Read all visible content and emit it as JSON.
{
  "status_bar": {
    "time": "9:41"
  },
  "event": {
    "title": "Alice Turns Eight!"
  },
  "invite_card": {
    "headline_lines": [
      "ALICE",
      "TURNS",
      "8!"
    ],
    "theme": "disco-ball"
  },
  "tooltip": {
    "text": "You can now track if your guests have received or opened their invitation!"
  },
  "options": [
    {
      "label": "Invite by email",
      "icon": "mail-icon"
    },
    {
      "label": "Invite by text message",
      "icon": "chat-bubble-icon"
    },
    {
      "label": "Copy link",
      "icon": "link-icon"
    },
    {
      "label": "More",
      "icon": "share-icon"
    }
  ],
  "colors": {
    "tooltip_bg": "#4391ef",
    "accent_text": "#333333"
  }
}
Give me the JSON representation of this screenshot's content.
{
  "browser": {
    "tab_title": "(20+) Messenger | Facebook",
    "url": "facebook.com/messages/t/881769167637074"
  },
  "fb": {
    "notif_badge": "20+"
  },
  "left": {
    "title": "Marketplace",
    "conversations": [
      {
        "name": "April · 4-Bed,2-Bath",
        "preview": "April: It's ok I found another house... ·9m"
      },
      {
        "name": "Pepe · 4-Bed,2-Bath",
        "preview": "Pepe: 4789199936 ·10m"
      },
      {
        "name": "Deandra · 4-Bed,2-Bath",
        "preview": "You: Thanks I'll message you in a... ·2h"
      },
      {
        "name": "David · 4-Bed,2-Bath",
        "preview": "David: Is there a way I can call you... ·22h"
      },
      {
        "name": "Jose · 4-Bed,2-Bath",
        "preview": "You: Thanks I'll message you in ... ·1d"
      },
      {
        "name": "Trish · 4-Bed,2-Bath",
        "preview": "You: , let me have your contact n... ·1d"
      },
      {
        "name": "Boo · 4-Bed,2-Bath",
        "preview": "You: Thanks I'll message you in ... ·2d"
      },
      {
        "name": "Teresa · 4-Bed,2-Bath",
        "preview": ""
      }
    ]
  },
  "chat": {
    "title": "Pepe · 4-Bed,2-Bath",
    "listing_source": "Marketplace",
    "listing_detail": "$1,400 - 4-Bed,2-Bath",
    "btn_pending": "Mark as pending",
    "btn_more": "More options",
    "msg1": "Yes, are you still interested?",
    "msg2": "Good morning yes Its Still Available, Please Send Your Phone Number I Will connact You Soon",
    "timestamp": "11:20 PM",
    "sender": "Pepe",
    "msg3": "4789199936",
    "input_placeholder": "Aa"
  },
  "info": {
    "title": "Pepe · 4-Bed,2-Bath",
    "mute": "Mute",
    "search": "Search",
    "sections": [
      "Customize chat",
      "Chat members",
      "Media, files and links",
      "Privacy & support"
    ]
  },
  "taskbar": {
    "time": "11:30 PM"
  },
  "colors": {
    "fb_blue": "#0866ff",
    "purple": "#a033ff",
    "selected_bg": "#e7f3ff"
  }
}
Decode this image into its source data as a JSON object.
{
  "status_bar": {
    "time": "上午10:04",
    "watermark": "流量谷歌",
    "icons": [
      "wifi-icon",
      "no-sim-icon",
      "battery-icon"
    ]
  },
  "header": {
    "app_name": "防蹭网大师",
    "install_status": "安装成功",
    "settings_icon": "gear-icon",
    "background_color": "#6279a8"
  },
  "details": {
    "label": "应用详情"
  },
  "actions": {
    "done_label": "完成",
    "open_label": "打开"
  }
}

• SHORT TASK
From the data, list each line in which the string "content" appears.

• RESULT FOR THIS EXERCISE
Read all visible content and emit it as JSON.
Give me the JSON representation of this screenshot's content.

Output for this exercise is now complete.